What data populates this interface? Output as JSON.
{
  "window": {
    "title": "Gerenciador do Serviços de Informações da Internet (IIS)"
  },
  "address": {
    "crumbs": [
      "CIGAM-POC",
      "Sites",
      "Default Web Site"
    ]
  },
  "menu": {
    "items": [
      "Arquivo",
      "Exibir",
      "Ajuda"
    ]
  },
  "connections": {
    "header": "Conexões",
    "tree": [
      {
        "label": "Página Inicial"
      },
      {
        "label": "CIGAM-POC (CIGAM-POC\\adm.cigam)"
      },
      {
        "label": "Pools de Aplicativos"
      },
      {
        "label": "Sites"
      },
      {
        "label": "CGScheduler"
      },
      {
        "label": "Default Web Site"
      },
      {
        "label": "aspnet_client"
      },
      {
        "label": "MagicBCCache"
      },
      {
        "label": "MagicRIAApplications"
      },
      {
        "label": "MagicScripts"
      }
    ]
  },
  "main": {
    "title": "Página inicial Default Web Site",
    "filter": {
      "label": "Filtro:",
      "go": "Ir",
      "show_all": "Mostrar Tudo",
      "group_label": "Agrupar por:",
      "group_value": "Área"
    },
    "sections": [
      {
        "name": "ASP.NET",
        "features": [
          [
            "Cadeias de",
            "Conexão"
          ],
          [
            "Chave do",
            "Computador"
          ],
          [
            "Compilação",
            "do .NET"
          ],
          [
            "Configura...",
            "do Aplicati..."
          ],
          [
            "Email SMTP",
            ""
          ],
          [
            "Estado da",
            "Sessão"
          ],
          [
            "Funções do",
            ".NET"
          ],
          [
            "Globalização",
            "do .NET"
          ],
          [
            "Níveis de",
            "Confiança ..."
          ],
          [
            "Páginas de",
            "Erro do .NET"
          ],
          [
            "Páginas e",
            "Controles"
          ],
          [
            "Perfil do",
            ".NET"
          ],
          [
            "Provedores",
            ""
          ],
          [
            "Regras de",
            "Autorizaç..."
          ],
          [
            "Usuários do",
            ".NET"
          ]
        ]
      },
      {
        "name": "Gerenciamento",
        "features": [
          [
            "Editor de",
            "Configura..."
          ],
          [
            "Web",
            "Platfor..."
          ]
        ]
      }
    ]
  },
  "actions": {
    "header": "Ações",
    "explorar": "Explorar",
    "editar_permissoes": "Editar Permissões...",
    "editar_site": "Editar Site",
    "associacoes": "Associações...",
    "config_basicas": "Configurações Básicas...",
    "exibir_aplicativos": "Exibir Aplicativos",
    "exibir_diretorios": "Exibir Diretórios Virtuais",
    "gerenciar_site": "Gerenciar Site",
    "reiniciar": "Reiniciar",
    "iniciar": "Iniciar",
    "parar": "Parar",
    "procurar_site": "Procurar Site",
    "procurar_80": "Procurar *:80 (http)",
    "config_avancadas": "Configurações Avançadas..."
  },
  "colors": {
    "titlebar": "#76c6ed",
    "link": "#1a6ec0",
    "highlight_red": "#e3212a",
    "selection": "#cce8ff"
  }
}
-- -- --
▶ **TASK OBJECTIVE**: Identify the lines that hold the word "Configurações". Copy every one of them.

▶ **SOLUTION**:
    "config_basicas": "Configurações Básicas...",
    "config_avancadas": "Configurações Avançadas..."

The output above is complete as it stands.